_Task brief_
Set down every line of the items below verbatim, in their original order.

_Data provided_
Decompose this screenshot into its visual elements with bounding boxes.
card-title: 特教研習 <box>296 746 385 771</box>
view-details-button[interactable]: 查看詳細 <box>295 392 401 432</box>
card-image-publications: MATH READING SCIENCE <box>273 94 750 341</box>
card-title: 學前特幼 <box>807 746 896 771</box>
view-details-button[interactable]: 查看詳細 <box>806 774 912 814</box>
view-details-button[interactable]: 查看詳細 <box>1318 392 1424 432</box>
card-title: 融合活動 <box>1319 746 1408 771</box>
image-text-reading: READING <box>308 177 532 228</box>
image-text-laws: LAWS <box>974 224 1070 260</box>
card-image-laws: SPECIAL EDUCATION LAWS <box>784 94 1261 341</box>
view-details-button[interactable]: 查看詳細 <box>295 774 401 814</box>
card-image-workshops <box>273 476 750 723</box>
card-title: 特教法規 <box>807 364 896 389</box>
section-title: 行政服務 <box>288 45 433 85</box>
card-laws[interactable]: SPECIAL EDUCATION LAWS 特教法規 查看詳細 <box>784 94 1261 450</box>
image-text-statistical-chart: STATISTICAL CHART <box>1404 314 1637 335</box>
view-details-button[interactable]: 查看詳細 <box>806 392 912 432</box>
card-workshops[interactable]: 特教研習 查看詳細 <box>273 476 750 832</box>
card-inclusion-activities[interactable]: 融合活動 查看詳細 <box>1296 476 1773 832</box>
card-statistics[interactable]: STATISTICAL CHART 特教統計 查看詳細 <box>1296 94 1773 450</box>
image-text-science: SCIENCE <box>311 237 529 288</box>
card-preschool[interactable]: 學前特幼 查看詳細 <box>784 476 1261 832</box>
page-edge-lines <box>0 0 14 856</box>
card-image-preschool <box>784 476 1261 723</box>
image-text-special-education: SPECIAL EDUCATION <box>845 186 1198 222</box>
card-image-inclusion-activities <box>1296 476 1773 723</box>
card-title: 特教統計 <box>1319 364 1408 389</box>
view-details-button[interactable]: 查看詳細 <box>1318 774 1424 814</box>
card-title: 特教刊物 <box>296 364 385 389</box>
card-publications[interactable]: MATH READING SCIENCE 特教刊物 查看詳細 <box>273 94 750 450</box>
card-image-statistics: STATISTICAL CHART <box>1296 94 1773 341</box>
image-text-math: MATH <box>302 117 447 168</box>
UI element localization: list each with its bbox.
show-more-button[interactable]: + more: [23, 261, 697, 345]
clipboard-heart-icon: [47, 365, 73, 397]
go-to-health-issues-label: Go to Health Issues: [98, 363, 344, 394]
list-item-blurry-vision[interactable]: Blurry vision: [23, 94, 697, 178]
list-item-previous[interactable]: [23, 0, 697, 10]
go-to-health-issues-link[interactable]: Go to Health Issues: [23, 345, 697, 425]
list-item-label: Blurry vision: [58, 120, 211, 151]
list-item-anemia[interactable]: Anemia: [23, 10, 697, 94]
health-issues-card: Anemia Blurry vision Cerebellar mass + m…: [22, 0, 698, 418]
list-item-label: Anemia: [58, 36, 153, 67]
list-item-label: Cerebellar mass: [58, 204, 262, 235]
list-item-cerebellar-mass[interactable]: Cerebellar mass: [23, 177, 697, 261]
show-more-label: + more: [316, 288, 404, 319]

_Response for this exercise_
Decompose this screenshot into its visual elements with bounding boxes.
card-title: 特教研習 <box>296 746 385 771</box>
view-details-button[interactable]: 查看詳細 <box>295 392 401 432</box>
card-image-publications: MATH READING SCIENCE <box>273 94 750 341</box>
card-title: 學前特幼 <box>807 746 896 771</box>
view-details-button[interactable]: 查看詳細 <box>806 774 912 814</box>
view-details-button[interactable]: 查看詳細 <box>1318 392 1424 432</box>
card-title: 融合活動 <box>1319 746 1408 771</box>
image-text-reading: READING <box>308 177 532 228</box>
image-text-laws: LAWS <box>974 224 1070 260</box>
card-image-laws: SPECIAL EDUCATION LAWS <box>784 94 1261 341</box>
view-details-button[interactable]: 查看詳細 <box>295 774 401 814</box>
card-image-workshops <box>273 476 750 723</box>
card-title: 特教法規 <box>807 364 896 389</box>
section-title: 行政服務 <box>288 45 433 85</box>
card-laws[interactable]: SPECIAL EDUCATION LAWS 特教法規 查看詳細 <box>784 94 1261 450</box>
image-text-statistical-chart: STATISTICAL CHART <box>1404 314 1637 335</box>
view-details-button[interactable]: 查看詳細 <box>806 392 912 432</box>
card-workshops[interactable]: 特教研習 查看詳細 <box>273 476 750 832</box>
card-inclusion-activities[interactable]: 融合活動 查看詳細 <box>1296 476 1773 832</box>
card-statistics[interactable]: STATISTICAL CHART 特教統計 查看詳細 <box>1296 94 1773 450</box>
image-text-science: SCIENCE <box>311 237 529 288</box>
card-preschool[interactable]: 學前特幼 查看詳細 <box>784 476 1261 832</box>
page-edge-lines <box>0 0 14 856</box>
card-image-preschool <box>784 476 1261 723</box>
image-text-special-education: SPECIAL EDUCATION <box>845 186 1198 222</box>
card-image-inclusion-activities <box>1296 476 1773 723</box>
card-title: 特教統計 <box>1319 364 1408 389</box>
view-details-button[interactable]: 查看詳細 <box>1318 774 1424 814</box>
card-title: 特教刊物 <box>296 364 385 389</box>
card-publications[interactable]: MATH READING SCIENCE 特教刊物 查看詳細 <box>273 94 750 450</box>
card-image-statistics: STATISTICAL CHART <box>1296 94 1773 341</box>
image-text-math: MATH <box>302 117 447 168</box>
UI element localization: list each with its bbox.
show-more-button[interactable]: + more: [23, 261, 697, 345]
clipboard-heart-icon: [47, 365, 73, 397]
go-to-health-issues-label: Go to Health Issues: [98, 363, 344, 394]
list-item-blurry-vision[interactable]: Blurry vision: [23, 94, 697, 178]
list-item-previous[interactable]: [23, 0, 697, 10]
go-to-health-issues-link[interactable]: Go to Health Issues: [23, 345, 697, 425]
list-item-label: Blurry vision: [58, 120, 211, 151]
list-item-anemia[interactable]: Anemia: [23, 10, 697, 94]
health-issues-card: Anemia Blurry vision Cerebellar mass + m…: [22, 0, 698, 418]
list-item-label: Anemia: [58, 36, 153, 67]
list-item-label: Cerebellar mass: [58, 204, 262, 235]
list-item-cerebellar-mass[interactable]: Cerebellar mass: [23, 177, 697, 261]
show-more-label: + more: [316, 288, 404, 319]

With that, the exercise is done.